== What is needed ==
Here are records with pictures in them. Copy all of them exactly and leave the pictures out.

== Provided entries ==
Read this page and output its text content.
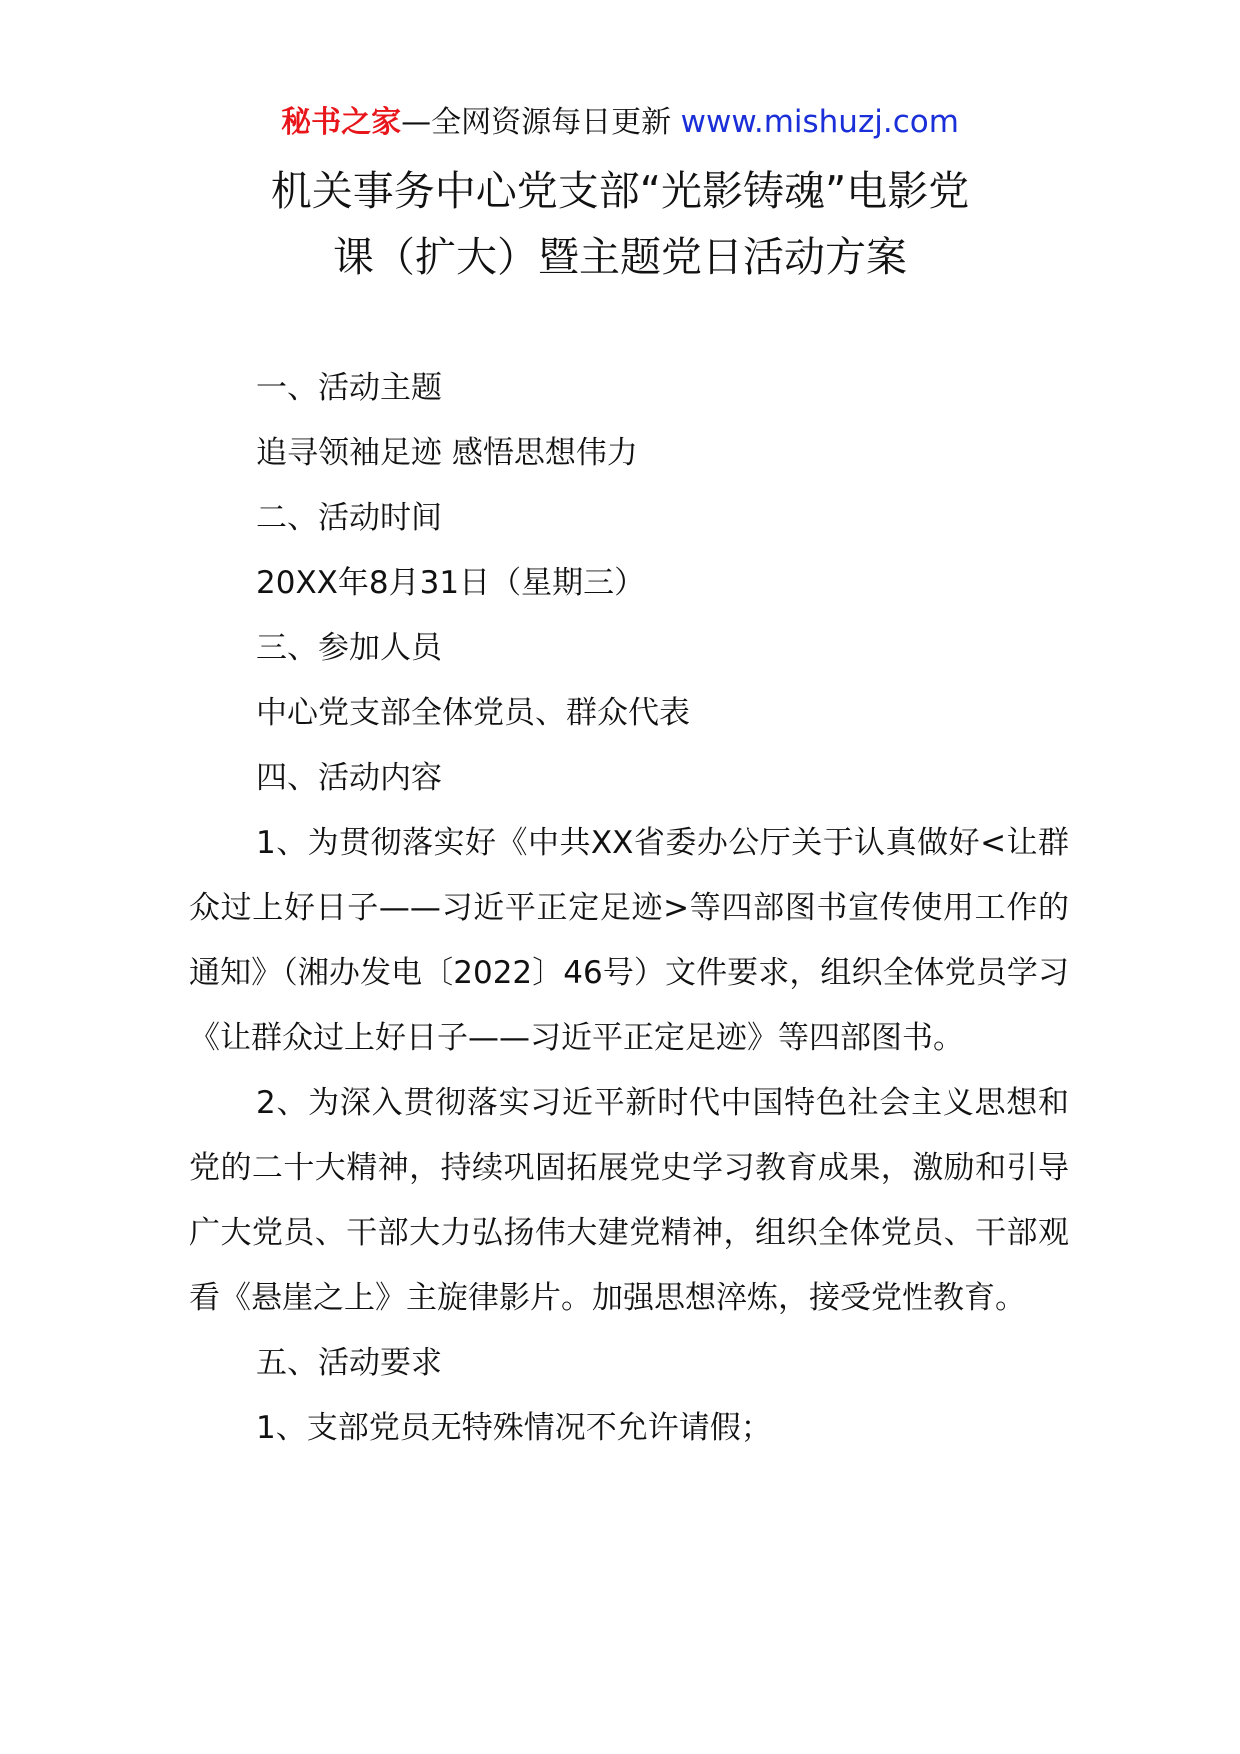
秘书之家—全网资源每日更新 www.mishuzj.com
机关事务中心党支部“光影铸魂”电影党
课（扩大）暨主题党日活动方案
一、活动主题
追寻领袖足迹 感悟思想伟力
二、活动时间
20XX年8月31日（星期三）
三、参加人员
中心党支部全体党员、群众代表
四、活动内容

1、为贯彻落实好《中共XX省委办公厅关于认真做好<让群众过上好日子——习近平正定足迹>等四部图书宣传使用工作的通知》（湘办发电〔2022〕46号）文件要求，组织全体党员学习《让群众过上好日子——习近平正定足迹》等四部图书。

2、为深入贯彻落实习近平新时代中国特色社会主义思想和党的二十大精神，持续巩固拓展党史学习教育成果，激励和引导广大党员、干部大力弘扬伟大建党精神，组织全体党员、干部观看《悬崖之上》主旋律影片。加强思想淬炼，接受党性教育。

五、活动要求
1、支部党员无特殊情况不允许请假；
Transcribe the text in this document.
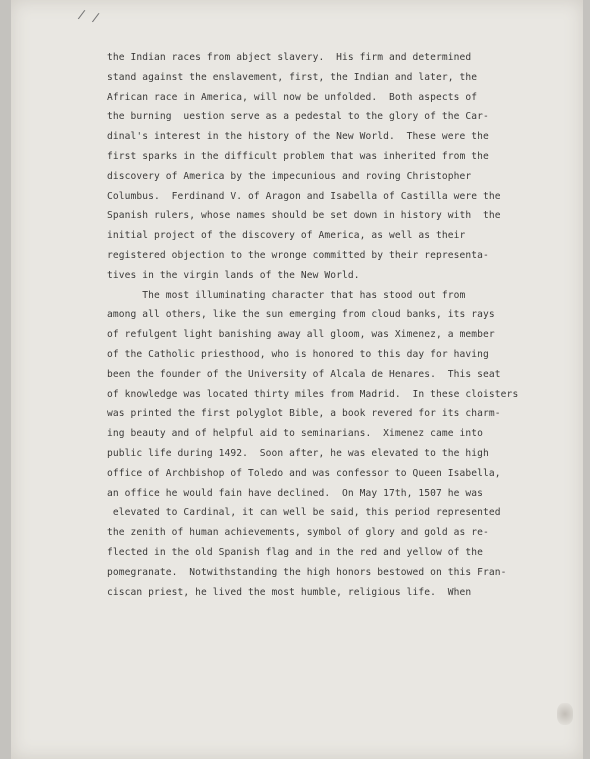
/ /
the Indian races from abject slavery.  His firm and determined
stand against the enslavement, first, the Indian and later, the
African race in America, will now be unfolded.  Both aspects of
the burning  uestion serve as a pedestal to the glory of the Car-
dinal's interest in the history of the New World.  These were the
first sparks in the difficult problem that was inherited from the
discovery of America by the impecunious and roving Christopher
Columbus.  Ferdinand V. of Aragon and Isabella of Castilla were the
Spanish rulers, whose names should be set down in history with  the
initial project of the discovery of America, as well as their
registered objection to the wronge committed by their representa-
tives in the virgin lands of the New World.
The most illuminating character that has stood out from
among all others, like the sun emerging from cloud banks, its rays
of refulgent light banishing away all gloom, was Ximenez, a member
of the Catholic priesthood, who is honored to this day for having
been the founder of the University of Alcala de Henares.  This seat
of knowledge was located thirty miles from Madrid.  In these cloisters
was printed the first polyglot Bible, a book revered for its charm-
ing beauty and of helpful aid to seminarians.  Ximenez came into
public life during 1492.  Soon after, he was elevated to the high
office of Archbishop of Toledo and was confessor to Queen Isabella,
an office he would fain have declined.  On May 17th, 1507 he was
elevated to Cardinal, it can well be said, this period represented
the zenith of human achievements, symbol of glory and gold as re-
flected in the old Spanish flag and in the red and yellow of the
pomegranate.  Notwithstanding the high honors bestowed on this Fran-
ciscan priest, he lived the most humble, religious life.  When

== Result for this exercise ==
Read this page and output its text content.
秘书之家—全网资源每日更新 www.mishuzj.com
机关事务中心党支部“光影铸魂”电影党
课（扩大）暨主题党日活动方案
一、活动主题
追寻领袖足迹 感悟思想伟力
二、活动时间
20XX年8月31日（星期三）
三、参加人员
中心党支部全体党员、群众代表
四、活动内容

1、为贯彻落实好《中共XX省委办公厅关于认真做好<让群众过上好日子——习近平正定足迹>等四部图书宣传使用工作的通知》（湘办发电〔2022〕46号）文件要求，组织全体党员学习《让群众过上好日子——习近平正定足迹》等四部图书。

2、为深入贯彻落实习近平新时代中国特色社会主义思想和党的二十大精神，持续巩固拓展党史学习教育成果，激励和引导广大党员、干部大力弘扬伟大建党精神，组织全体党员、干部观看《悬崖之上》主旋律影片。加强思想淬炼，接受党性教育。

五、活动要求
1、支部党员无特殊情况不允许请假；
Transcribe the text in this document.
/ /
the Indian races from abject slavery.  His firm and determined
stand against the enslavement, first, the Indian and later, the
African race in America, will now be unfolded.  Both aspects of
the burning  uestion serve as a pedestal to the glory of the Car-
dinal's interest in the history of the New World.  These were the
first sparks in the difficult problem that was inherited from the
discovery of America by the impecunious and roving Christopher
Columbus.  Ferdinand V. of Aragon and Isabella of Castilla were the
Spanish rulers, whose names should be set down in history with  the
initial project of the discovery of America, as well as their
registered objection to the wronge committed by their representa-
tives in the virgin lands of the New World.
The most illuminating character that has stood out from
among all others, like the sun emerging from cloud banks, its rays
of refulgent light banishing away all gloom, was Ximenez, a member
of the Catholic priesthood, who is honored to this day for having
been the founder of the University of Alcala de Henares.  This seat
of knowledge was located thirty miles from Madrid.  In these cloisters
was printed the first polyglot Bible, a book revered for its charm-
ing beauty and of helpful aid to seminarians.  Ximenez came into
public life during 1492.  Soon after, he was elevated to the high
office of Archbishop of Toledo and was confessor to Queen Isabella,
an office he would fain have declined.  On May 17th, 1507 he was
elevated to Cardinal, it can well be said, this period represented
the zenith of human achievements, symbol of glory and gold as re-
flected in the old Spanish flag and in the red and yellow of the
pomegranate.  Notwithstanding the high honors bestowed on this Fran-
ciscan priest, he lived the most humble, religious life.  When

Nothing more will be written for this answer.